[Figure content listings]

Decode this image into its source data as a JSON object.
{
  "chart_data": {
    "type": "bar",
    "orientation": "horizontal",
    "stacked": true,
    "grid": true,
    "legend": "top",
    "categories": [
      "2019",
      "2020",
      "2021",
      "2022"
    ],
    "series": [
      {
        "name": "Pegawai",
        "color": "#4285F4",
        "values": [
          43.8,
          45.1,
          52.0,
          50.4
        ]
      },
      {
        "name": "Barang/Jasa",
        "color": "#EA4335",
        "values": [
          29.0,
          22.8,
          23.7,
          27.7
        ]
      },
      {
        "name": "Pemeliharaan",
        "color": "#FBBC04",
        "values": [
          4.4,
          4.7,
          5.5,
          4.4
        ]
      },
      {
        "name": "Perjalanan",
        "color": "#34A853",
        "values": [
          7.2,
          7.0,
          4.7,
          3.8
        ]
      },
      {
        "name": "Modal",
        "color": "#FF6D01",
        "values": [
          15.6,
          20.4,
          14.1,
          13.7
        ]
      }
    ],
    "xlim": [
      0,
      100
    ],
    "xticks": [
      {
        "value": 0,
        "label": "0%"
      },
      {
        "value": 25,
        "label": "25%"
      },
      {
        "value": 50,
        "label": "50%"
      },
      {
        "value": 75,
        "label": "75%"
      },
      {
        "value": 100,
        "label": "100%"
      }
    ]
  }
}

==

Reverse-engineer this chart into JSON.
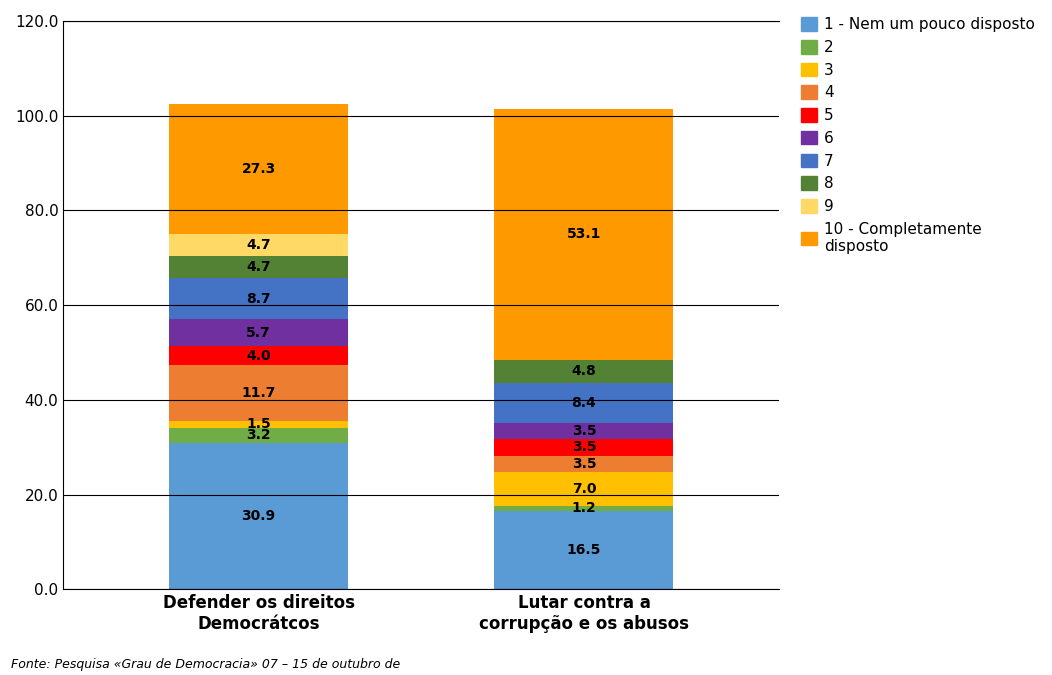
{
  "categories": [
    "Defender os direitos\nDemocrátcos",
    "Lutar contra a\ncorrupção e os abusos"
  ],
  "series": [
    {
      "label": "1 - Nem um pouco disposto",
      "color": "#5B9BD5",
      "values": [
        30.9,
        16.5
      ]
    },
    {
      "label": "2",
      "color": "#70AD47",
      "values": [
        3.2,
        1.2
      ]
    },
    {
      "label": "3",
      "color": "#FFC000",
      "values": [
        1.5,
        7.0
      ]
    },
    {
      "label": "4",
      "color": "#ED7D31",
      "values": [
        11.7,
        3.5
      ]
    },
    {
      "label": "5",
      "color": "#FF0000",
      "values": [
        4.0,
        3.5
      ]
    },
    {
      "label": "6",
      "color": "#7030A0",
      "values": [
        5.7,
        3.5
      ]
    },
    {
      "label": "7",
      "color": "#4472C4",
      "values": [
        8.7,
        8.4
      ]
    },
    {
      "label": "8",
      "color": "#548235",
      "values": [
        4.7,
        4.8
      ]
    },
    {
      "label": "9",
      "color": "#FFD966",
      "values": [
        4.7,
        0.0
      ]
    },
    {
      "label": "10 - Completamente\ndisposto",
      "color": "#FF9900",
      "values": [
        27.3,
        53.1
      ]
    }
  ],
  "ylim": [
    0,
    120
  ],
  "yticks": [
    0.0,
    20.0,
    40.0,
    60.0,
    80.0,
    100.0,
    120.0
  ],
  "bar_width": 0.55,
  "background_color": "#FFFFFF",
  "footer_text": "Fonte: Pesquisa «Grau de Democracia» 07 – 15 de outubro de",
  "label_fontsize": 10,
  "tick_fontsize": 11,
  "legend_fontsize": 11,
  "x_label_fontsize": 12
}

◆ **AIM OF THE TASK**
Find each line with the string "name" and copy it out.

◆ **OUTPUT**
        "name": "Pegawai",
        "name": "Barang/Jasa",
        "name": "Pemeliharaan",
        "name": "Perjalanan",
        "name": "Modal",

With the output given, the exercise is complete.